Work instructions.
Reproduce the data exactly.

* begin Rows *

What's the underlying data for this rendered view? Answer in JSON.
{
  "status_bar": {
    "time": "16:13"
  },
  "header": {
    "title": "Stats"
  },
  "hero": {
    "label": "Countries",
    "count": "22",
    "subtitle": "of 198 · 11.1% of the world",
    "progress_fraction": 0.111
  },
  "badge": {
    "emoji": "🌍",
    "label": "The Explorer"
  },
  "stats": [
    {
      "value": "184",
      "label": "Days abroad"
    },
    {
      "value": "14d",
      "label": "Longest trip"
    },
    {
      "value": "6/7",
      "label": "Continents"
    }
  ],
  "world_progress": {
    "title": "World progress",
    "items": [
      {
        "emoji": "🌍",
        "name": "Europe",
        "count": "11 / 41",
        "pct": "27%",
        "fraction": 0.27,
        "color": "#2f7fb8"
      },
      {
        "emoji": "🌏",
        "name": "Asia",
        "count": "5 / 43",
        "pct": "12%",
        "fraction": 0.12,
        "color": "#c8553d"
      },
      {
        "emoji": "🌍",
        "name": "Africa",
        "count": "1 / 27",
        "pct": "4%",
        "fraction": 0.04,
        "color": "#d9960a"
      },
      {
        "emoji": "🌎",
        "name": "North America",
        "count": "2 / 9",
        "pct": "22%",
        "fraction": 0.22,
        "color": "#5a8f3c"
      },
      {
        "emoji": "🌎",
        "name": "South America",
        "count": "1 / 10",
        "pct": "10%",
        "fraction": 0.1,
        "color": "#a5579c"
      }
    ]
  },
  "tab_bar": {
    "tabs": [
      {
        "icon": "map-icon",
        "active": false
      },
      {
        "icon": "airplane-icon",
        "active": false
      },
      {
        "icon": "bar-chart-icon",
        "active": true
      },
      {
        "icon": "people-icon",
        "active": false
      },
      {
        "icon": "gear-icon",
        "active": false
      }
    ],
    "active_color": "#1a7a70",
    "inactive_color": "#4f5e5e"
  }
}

* end Rows *

Task response.
What's the underlying data for this rendered view? Answer in JSON.
{
  "status_bar": {
    "time": "16:13"
  },
  "header": {
    "title": "Stats"
  },
  "hero": {
    "label": "Countries",
    "count": "22",
    "subtitle": "of 198 · 11.1% of the world",
    "progress_fraction": 0.111
  },
  "badge": {
    "emoji": "🌍",
    "label": "The Explorer"
  },
  "stats": [
    {
      "value": "184",
      "label": "Days abroad"
    },
    {
      "value": "14d",
      "label": "Longest trip"
    },
    {
      "value": "6/7",
      "label": "Continents"
    }
  ],
  "world_progress": {
    "title": "World progress",
    "items": [
      {
        "emoji": "🌍",
        "name": "Europe",
        "count": "11 / 41",
        "pct": "27%",
        "fraction": 0.27,
        "color": "#2f7fb8"
      },
      {
        "emoji": "🌏",
        "name": "Asia",
        "count": "5 / 43",
        "pct": "12%",
        "fraction": 0.12,
        "color": "#c8553d"
      },
      {
        "emoji": "🌍",
        "name": "Africa",
        "count": "1 / 27",
        "pct": "4%",
        "fraction": 0.04,
        "color": "#d9960a"
      },
      {
        "emoji": "🌎",
        "name": "North America",
        "count": "2 / 9",
        "pct": "22%",
        "fraction": 0.22,
        "color": "#5a8f3c"
      },
      {
        "emoji": "🌎",
        "name": "South America",
        "count": "1 / 10",
        "pct": "10%",
        "fraction": 0.1,
        "color": "#a5579c"
      }
    ]
  },
  "tab_bar": {
    "tabs": [
      {
        "icon": "map-icon",
        "active": false
      },
      {
        "icon": "airplane-icon",
        "active": false
      },
      {
        "icon": "bar-chart-icon",
        "active": true
      },
      {
        "icon": "people-icon",
        "active": false
      },
      {
        "icon": "gear-icon",
        "active": false
      }
    ],
    "active_color": "#1a7a70",
    "inactive_color": "#4f5e5e"
  }
}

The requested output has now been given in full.